LISTED RECORDS ->
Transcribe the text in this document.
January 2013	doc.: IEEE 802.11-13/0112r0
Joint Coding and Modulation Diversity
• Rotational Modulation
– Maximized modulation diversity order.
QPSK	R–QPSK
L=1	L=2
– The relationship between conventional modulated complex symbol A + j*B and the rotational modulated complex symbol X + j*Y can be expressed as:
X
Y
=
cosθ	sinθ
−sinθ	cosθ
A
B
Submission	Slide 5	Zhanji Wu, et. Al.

==

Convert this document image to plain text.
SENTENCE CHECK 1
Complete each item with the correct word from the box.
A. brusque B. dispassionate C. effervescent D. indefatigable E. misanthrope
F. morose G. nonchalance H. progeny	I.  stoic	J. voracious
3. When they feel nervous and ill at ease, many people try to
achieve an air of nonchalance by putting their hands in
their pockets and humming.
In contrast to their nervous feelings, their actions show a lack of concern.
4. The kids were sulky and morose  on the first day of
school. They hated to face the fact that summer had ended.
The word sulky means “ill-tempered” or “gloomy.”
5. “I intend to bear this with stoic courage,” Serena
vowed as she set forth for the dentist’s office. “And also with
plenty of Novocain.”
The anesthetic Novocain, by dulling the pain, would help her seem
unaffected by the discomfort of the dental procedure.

...

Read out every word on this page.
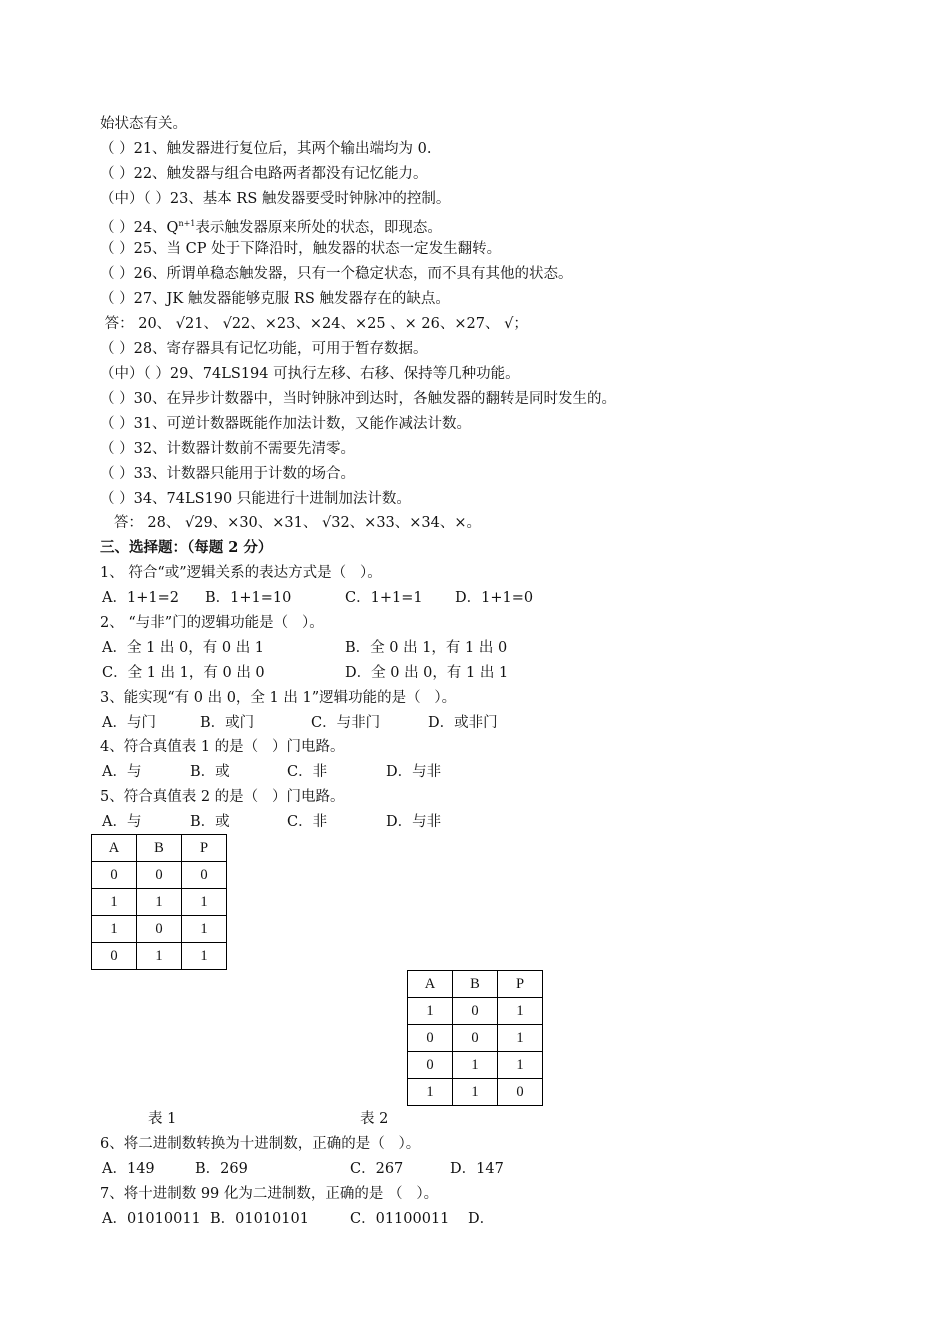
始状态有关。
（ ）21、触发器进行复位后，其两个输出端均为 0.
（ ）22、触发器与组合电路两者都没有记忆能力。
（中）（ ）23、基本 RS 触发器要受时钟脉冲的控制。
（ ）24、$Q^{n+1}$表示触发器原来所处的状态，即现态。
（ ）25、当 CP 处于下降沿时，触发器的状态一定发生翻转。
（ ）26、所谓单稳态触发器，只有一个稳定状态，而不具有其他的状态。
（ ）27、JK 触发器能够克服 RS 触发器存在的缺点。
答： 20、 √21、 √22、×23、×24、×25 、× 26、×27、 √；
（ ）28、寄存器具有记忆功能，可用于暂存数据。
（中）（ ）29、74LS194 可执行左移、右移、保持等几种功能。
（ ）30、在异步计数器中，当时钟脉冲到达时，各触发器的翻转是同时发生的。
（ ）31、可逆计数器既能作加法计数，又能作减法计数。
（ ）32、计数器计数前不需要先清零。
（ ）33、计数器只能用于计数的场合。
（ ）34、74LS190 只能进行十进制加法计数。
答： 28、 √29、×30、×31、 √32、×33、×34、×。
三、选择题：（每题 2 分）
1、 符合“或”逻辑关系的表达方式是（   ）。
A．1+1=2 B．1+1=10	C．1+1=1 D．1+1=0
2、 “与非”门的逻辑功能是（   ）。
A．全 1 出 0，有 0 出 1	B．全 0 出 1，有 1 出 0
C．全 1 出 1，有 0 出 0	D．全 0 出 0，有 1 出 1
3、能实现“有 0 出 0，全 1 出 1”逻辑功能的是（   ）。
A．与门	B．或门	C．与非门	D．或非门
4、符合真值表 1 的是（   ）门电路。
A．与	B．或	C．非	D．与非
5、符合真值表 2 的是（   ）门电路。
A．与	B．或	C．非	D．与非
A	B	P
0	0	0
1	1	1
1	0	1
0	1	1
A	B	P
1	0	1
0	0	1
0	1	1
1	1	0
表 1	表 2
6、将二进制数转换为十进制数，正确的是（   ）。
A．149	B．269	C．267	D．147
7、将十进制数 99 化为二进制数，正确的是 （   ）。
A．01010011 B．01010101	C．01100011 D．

SHORT PROBLEM ->
Each line in the listing above either holds the string "nervous" or does not; state how many do, giving the number only.

FULL OUTPUT ->
2